### SET PROBLEM
Report every line below that holds the word "color".

### DATA TO PROCESS
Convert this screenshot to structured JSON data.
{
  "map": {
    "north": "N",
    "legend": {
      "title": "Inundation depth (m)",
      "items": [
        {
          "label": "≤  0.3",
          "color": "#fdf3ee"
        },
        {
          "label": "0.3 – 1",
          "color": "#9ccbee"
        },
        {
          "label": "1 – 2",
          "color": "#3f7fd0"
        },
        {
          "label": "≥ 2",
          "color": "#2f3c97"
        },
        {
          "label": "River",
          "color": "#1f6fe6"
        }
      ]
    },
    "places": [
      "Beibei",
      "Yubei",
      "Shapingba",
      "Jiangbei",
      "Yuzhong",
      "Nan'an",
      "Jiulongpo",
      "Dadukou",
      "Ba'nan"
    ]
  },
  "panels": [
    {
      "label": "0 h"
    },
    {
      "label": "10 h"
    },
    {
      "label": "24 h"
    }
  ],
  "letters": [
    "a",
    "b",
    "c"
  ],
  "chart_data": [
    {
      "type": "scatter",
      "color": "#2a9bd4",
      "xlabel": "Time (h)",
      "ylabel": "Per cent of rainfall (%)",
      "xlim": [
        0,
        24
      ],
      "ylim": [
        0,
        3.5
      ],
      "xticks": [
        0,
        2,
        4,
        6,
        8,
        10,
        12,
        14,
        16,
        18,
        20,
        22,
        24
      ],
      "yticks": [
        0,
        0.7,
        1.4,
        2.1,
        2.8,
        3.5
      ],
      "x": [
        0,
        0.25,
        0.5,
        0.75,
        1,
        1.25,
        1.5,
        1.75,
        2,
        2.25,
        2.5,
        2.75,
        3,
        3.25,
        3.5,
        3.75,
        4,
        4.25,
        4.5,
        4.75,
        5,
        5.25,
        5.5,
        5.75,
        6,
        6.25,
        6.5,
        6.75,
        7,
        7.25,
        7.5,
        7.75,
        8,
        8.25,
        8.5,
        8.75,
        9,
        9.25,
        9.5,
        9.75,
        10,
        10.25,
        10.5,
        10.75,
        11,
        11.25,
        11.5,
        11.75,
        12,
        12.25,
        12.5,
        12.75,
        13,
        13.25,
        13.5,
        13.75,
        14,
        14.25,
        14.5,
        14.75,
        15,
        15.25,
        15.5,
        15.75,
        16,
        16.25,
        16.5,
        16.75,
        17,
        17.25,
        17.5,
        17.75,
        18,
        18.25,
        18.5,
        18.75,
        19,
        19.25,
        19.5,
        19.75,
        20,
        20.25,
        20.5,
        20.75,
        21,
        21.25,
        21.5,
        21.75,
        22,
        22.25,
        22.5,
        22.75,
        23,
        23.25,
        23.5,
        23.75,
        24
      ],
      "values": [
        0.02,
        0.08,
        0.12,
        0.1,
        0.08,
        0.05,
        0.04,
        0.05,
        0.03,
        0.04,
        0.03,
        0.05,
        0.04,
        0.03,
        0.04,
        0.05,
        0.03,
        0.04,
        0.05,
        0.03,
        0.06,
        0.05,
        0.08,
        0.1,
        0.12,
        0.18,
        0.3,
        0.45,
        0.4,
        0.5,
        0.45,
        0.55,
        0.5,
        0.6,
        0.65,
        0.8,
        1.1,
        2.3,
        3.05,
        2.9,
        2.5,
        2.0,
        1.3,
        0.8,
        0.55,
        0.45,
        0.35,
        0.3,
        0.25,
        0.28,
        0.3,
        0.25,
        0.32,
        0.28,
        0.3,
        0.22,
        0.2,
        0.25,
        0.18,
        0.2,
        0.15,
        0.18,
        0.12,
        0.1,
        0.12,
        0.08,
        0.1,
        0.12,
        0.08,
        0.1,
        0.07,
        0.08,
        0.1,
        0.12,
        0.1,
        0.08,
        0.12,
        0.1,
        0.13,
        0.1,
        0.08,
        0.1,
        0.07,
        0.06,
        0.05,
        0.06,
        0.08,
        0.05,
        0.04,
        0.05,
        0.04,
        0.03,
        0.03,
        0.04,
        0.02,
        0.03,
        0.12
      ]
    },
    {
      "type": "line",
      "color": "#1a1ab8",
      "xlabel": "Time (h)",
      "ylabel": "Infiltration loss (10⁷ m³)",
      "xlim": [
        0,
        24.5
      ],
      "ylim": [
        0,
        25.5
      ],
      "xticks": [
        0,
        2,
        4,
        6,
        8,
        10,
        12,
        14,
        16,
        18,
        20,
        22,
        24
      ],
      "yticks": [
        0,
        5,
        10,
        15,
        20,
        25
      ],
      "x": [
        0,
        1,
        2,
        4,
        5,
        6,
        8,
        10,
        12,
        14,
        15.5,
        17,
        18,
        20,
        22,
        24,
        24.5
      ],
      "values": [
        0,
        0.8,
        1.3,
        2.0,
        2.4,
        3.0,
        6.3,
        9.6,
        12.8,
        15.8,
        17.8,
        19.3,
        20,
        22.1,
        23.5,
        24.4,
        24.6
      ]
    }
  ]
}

### SOLUTION
          "color": "#fdf3ee"
          "color": "#9ccbee"
          "color": "#3f7fd0"
          "color": "#2f3c97"
          "color": "#1f6fe6"
      "color": "#2a9bd4",
      "color": "#1a1ab8",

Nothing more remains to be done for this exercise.